Output all lines exactly, with nothing added or dropped.

> PROVIDED MATERIAL
# # # # #

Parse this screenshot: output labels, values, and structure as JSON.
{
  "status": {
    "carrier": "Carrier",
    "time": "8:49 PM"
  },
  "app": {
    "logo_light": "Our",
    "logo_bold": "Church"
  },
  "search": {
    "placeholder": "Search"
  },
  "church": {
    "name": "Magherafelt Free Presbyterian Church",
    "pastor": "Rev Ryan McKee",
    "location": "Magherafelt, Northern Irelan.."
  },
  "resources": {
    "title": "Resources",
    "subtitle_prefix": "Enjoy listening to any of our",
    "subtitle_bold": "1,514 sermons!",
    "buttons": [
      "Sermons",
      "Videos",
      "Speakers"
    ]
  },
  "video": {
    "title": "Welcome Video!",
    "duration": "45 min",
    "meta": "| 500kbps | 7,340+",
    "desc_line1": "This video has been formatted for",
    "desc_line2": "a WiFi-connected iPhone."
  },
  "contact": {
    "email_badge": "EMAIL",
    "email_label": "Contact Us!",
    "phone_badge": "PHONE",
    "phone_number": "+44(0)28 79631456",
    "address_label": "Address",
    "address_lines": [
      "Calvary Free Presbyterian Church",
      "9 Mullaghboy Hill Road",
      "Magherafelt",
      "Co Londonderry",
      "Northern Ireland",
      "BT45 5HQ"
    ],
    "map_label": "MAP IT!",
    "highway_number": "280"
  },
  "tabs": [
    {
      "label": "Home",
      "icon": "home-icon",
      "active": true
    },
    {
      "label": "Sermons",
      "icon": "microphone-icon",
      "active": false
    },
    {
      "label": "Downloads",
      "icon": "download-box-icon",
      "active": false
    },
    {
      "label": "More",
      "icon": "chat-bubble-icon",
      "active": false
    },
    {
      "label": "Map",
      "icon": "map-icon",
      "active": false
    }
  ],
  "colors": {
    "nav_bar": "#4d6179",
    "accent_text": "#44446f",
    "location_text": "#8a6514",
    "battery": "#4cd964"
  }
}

# # # # #

> TASK ANSWER
Parse this screenshot: output labels, values, and structure as JSON.
{
  "status": {
    "carrier": "Carrier",
    "time": "8:49 PM"
  },
  "app": {
    "logo_light": "Our",
    "logo_bold": "Church"
  },
  "search": {
    "placeholder": "Search"
  },
  "church": {
    "name": "Magherafelt Free Presbyterian Church",
    "pastor": "Rev Ryan McKee",
    "location": "Magherafelt, Northern Irelan.."
  },
  "resources": {
    "title": "Resources",
    "subtitle_prefix": "Enjoy listening to any of our",
    "subtitle_bold": "1,514 sermons!",
    "buttons": [
      "Sermons",
      "Videos",
      "Speakers"
    ]
  },
  "video": {
    "title": "Welcome Video!",
    "duration": "45 min",
    "meta": "| 500kbps | 7,340+",
    "desc_line1": "This video has been formatted for",
    "desc_line2": "a WiFi-connected iPhone."
  },
  "contact": {
    "email_badge": "EMAIL",
    "email_label": "Contact Us!",
    "phone_badge": "PHONE",
    "phone_number": "+44(0)28 79631456",
    "address_label": "Address",
    "address_lines": [
      "Calvary Free Presbyterian Church",
      "9 Mullaghboy Hill Road",
      "Magherafelt",
      "Co Londonderry",
      "Northern Ireland",
      "BT45 5HQ"
    ],
    "map_label": "MAP IT!",
    "highway_number": "280"
  },
  "tabs": [
    {
      "label": "Home",
      "icon": "home-icon",
      "active": true
    },
    {
      "label": "Sermons",
      "icon": "microphone-icon",
      "active": false
    },
    {
      "label": "Downloads",
      "icon": "download-box-icon",
      "active": false
    },
    {
      "label": "More",
      "icon": "chat-bubble-icon",
      "active": false
    },
    {
      "label": "Map",
      "icon": "map-icon",
      "active": false
    }
  ],
  "colors": {
    "nav_bar": "#4d6179",
    "accent_text": "#44446f",
    "location_text": "#8a6514",
    "battery": "#4cd964"
  }
}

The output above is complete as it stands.